• Aim
Gather every line below where "this" appears.

• Material provided
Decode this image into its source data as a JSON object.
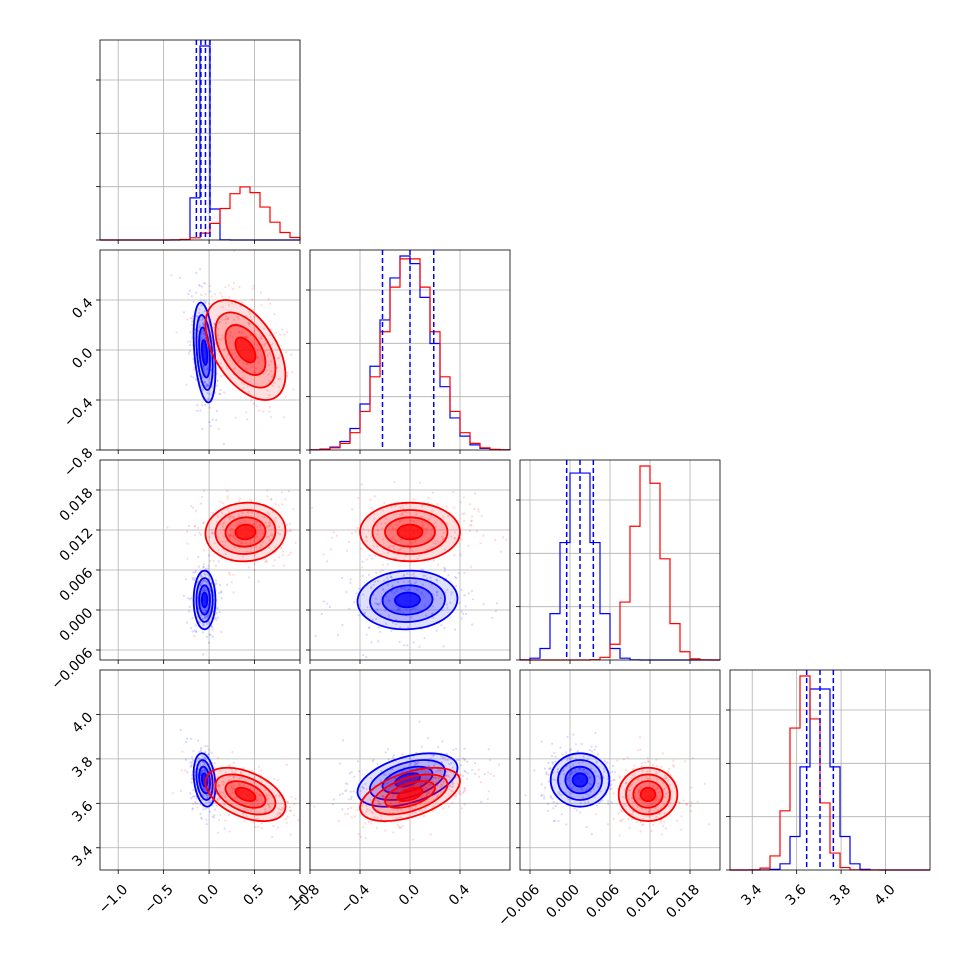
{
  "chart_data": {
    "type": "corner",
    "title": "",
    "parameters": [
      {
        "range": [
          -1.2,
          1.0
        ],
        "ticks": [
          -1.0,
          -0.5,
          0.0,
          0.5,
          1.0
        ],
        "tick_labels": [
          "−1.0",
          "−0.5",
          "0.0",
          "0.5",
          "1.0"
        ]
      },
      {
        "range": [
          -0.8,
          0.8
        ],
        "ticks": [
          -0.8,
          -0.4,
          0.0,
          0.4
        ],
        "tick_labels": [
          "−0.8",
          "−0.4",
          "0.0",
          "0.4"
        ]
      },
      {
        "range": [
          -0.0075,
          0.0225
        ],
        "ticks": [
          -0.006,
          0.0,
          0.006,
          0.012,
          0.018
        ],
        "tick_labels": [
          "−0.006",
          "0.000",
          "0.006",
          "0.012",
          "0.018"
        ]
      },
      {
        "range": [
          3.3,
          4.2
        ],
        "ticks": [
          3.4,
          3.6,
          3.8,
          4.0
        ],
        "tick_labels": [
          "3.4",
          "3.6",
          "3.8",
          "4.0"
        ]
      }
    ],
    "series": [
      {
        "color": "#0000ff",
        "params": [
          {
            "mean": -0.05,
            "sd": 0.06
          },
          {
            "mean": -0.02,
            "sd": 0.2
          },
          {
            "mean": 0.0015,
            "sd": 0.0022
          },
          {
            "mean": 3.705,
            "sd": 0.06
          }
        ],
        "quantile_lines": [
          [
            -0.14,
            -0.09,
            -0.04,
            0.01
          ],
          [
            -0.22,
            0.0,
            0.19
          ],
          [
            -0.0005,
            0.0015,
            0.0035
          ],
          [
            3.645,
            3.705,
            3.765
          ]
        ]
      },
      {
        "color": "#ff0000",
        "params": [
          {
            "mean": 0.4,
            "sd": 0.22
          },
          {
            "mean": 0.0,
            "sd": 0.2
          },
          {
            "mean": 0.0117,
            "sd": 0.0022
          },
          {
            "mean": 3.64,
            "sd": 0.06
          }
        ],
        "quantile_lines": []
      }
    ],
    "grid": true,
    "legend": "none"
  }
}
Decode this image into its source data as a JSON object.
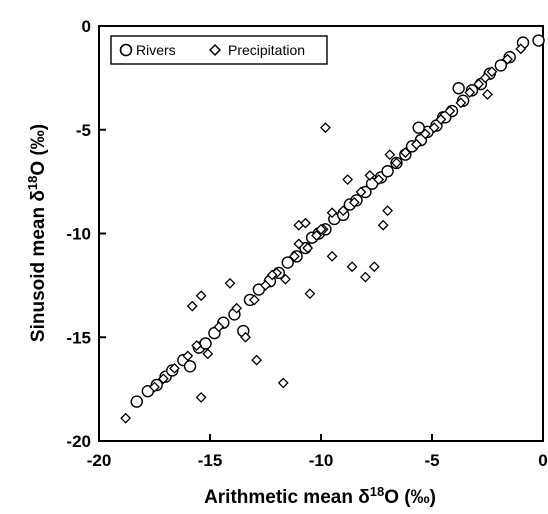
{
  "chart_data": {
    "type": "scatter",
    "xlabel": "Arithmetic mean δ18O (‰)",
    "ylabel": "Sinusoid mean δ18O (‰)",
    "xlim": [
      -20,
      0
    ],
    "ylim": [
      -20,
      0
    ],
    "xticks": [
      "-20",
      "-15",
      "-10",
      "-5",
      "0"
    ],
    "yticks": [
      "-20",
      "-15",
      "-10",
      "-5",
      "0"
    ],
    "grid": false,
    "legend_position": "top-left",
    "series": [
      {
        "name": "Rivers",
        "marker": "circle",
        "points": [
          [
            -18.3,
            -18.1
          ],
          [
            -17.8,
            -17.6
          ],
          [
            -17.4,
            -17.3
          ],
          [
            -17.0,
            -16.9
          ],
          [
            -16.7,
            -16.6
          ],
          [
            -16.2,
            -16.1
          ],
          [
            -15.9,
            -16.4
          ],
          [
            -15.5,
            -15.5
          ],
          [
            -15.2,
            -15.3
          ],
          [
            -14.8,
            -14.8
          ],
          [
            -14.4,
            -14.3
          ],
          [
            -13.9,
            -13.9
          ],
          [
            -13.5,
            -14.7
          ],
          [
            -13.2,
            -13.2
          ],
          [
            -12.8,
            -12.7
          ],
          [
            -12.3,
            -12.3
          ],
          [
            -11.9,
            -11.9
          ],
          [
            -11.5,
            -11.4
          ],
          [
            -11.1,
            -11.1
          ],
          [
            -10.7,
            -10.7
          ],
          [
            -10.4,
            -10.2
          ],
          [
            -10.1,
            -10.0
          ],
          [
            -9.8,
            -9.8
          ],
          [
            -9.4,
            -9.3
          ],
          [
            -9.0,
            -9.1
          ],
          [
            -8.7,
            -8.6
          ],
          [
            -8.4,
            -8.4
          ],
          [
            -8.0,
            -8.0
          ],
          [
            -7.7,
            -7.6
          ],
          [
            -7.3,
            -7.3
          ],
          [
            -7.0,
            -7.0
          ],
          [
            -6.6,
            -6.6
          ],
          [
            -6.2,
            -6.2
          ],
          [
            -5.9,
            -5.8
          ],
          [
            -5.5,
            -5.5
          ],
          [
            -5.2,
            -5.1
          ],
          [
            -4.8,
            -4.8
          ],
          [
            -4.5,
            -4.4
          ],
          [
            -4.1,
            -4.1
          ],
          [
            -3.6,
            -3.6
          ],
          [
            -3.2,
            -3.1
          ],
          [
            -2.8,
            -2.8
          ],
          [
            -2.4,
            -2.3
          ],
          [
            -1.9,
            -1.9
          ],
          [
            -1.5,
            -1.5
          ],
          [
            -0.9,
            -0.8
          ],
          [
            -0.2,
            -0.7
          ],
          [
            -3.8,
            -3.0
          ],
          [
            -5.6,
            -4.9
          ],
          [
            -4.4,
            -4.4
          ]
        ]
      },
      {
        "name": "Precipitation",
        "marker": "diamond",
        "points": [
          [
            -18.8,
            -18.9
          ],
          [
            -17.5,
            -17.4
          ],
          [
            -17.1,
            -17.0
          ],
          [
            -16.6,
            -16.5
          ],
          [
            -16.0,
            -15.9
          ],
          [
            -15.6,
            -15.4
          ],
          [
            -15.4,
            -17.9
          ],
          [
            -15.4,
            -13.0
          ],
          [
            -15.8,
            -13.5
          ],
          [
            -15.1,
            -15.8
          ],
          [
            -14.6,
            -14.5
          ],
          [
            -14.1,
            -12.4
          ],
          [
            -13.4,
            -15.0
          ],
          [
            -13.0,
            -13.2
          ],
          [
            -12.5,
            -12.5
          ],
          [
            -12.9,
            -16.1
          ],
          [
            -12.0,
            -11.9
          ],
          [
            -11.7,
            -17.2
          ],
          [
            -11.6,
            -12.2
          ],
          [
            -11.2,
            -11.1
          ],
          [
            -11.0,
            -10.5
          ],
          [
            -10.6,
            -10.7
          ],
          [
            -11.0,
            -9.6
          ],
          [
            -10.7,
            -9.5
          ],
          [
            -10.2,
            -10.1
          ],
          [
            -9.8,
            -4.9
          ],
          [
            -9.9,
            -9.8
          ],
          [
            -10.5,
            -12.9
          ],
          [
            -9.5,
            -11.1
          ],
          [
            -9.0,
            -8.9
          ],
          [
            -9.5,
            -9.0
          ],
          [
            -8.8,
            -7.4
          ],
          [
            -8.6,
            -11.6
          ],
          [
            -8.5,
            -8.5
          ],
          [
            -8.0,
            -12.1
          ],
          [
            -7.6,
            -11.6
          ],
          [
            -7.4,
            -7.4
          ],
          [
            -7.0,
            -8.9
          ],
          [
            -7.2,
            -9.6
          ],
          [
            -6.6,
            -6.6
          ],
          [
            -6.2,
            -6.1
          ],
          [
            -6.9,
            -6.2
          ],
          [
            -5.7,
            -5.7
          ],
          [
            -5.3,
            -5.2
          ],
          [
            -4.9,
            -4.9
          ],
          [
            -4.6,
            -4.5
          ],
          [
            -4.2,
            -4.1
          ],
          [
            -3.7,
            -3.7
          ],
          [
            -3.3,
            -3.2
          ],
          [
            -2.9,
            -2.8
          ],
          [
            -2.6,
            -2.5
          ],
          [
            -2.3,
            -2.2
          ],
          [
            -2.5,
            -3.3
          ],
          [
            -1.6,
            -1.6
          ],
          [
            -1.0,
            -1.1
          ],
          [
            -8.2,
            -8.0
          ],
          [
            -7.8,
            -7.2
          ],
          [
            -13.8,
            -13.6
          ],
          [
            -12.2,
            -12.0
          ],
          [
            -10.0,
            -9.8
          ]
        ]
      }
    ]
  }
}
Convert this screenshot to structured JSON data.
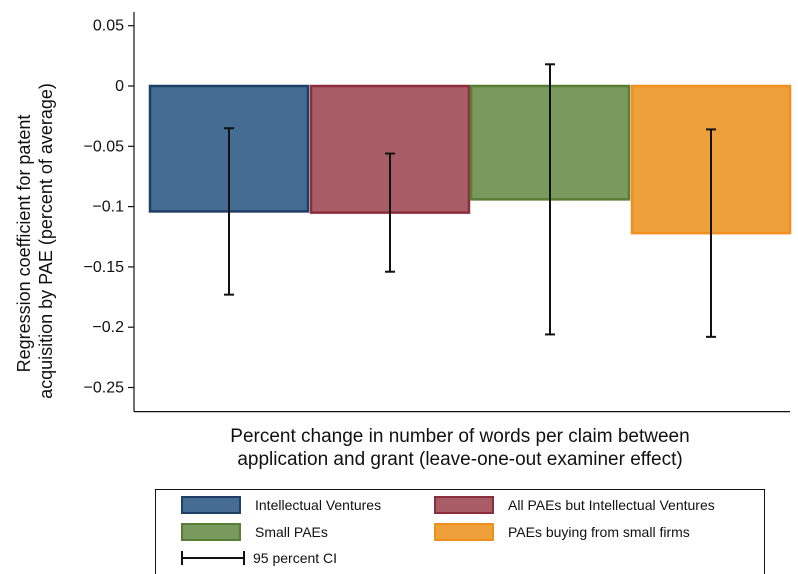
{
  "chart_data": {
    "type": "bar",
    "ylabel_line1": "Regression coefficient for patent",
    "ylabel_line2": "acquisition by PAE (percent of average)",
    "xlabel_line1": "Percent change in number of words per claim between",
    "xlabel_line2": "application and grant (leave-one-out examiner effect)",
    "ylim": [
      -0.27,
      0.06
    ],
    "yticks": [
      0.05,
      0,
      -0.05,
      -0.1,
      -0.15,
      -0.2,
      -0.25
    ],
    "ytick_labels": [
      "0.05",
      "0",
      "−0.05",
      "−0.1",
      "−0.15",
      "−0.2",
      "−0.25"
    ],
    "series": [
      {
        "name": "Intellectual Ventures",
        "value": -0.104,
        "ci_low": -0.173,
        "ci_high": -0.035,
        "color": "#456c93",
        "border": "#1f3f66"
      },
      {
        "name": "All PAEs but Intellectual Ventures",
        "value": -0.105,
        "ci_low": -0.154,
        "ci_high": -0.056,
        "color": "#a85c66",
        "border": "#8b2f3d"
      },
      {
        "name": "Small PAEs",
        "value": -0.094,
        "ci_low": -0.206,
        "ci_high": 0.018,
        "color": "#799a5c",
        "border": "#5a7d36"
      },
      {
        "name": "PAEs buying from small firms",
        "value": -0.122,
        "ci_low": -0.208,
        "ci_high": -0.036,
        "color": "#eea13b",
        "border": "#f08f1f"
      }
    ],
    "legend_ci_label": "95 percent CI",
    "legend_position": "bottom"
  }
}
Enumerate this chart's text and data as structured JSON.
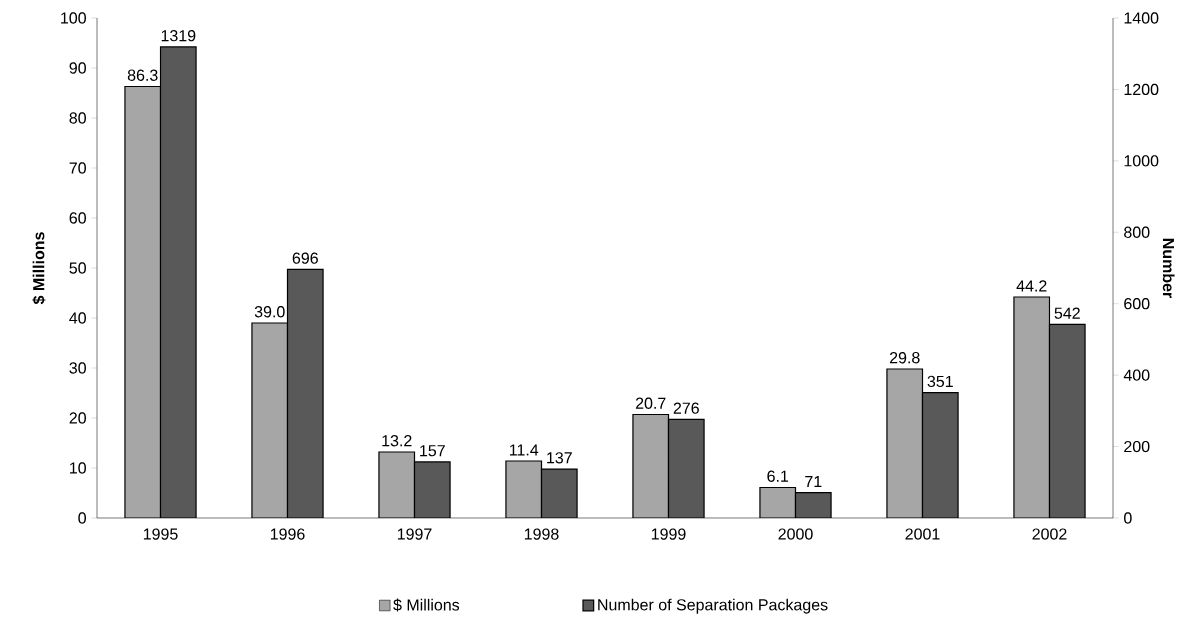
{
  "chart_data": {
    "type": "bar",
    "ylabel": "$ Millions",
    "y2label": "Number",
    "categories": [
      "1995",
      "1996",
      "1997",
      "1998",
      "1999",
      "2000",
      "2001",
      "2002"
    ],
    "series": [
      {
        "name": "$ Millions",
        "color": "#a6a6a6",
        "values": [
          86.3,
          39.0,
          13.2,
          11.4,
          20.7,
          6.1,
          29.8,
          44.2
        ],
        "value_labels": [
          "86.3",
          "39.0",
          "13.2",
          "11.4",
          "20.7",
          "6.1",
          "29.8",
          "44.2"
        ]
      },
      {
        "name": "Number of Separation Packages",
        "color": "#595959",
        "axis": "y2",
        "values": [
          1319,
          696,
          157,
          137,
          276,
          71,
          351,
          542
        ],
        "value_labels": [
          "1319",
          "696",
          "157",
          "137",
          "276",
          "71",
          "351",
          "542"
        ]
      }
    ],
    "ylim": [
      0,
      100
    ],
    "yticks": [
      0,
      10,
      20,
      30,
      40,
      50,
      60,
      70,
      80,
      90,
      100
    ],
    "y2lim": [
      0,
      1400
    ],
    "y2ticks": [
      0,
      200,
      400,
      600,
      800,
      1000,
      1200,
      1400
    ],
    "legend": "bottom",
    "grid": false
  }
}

• Final result
Decode this image into its source data as a JSON object.
Decode this image into its source data as a JSON object.
Convert this screenshot to structured JSON data.
Enumerate this chart's text and data as structured JSON.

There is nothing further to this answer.